### What is needed
Exactly as written, print each record in the listing.
# Start of Excerpted records
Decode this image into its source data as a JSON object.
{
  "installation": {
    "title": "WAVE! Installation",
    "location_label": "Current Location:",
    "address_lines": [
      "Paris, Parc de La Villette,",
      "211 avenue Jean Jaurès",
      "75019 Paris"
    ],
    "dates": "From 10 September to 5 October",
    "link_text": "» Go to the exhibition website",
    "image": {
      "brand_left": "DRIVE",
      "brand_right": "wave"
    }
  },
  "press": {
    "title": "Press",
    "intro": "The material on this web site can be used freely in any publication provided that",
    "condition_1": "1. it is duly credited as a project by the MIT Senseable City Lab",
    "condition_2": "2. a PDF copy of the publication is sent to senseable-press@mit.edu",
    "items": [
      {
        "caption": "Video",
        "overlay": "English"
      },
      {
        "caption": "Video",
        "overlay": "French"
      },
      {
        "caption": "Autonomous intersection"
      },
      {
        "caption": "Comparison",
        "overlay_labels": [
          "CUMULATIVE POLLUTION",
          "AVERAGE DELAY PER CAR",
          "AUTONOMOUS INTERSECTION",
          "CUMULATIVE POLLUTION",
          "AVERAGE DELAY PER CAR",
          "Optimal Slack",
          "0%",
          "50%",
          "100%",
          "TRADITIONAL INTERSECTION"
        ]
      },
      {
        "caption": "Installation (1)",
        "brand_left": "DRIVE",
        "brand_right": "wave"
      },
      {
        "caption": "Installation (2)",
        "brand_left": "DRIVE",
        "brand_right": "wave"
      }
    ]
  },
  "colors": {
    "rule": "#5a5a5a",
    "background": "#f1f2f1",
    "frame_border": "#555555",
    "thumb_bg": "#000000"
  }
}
# End of Excerpted records
### Result of this exercise
Decode this image into its source data as a JSON object.
{
  "installation": {
    "title": "WAVE! Installation",
    "location_label": "Current Location:",
    "address_lines": [
      "Paris, Parc de La Villette,",
      "211 avenue Jean Jaurès",
      "75019 Paris"
    ],
    "dates": "From 10 September to 5 October",
    "link_text": "» Go to the exhibition website",
    "image": {
      "brand_left": "DRIVE",
      "brand_right": "wave"
    }
  },
  "press": {
    "title": "Press",
    "intro": "The material on this web site can be used freely in any publication provided that",
    "condition_1": "1. it is duly credited as a project by the MIT Senseable City Lab",
    "condition_2": "2. a PDF copy of the publication is sent to senseable-press@mit.edu",
    "items": [
      {
        "caption": "Video",
        "overlay": "English"
      },
      {
        "caption": "Video",
        "overlay": "French"
      },
      {
        "caption": "Autonomous intersection"
      },
      {
        "caption": "Comparison",
        "overlay_labels": [
          "CUMULATIVE POLLUTION",
          "AVERAGE DELAY PER CAR",
          "AUTONOMOUS INTERSECTION",
          "CUMULATIVE POLLUTION",
          "AVERAGE DELAY PER CAR",
          "Optimal Slack",
          "0%",
          "50%",
          "100%",
          "TRADITIONAL INTERSECTION"
        ]
      },
      {
        "caption": "Installation (1)",
        "brand_left": "DRIVE",
        "brand_right": "wave"
      },
      {
        "caption": "Installation (2)",
        "brand_left": "DRIVE",
        "brand_right": "wave"
      }
    ]
  },
  "colors": {
    "rule": "#5a5a5a",
    "background": "#f1f2f1",
    "frame_border": "#555555",
    "thumb_bg": "#000000"
  }
}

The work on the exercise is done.